(Task to carry out)
Using the records below, report how many lines hold "услуг", with no extra text.

☆ ☆ ☆

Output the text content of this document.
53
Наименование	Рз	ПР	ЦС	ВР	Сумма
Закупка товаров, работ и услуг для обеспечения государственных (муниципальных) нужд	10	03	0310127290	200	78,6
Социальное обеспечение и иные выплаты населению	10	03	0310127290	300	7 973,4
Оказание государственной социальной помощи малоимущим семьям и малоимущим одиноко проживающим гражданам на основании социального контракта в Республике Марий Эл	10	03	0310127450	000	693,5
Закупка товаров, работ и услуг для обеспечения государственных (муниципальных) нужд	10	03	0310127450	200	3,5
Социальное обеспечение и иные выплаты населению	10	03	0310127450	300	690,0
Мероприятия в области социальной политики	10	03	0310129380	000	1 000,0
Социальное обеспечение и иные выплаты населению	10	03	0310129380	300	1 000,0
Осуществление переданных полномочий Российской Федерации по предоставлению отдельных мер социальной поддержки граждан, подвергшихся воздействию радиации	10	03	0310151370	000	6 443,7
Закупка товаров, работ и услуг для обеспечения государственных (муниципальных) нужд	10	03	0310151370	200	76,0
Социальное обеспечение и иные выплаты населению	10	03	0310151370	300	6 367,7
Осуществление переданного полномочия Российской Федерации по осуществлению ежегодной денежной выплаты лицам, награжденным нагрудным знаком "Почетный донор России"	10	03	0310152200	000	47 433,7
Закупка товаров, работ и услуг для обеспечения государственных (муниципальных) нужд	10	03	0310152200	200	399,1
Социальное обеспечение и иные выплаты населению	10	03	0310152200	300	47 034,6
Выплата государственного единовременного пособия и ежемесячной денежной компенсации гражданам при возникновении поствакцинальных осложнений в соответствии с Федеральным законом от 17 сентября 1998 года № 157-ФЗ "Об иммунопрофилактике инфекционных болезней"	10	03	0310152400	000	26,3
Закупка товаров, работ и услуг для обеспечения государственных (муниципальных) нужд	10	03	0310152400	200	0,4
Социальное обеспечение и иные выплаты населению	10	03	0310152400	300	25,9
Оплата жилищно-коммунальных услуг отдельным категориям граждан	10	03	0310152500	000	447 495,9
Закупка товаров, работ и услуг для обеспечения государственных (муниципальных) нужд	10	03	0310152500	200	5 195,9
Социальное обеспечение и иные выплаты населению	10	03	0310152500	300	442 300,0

☆ ☆ ☆

(Problem solution)
7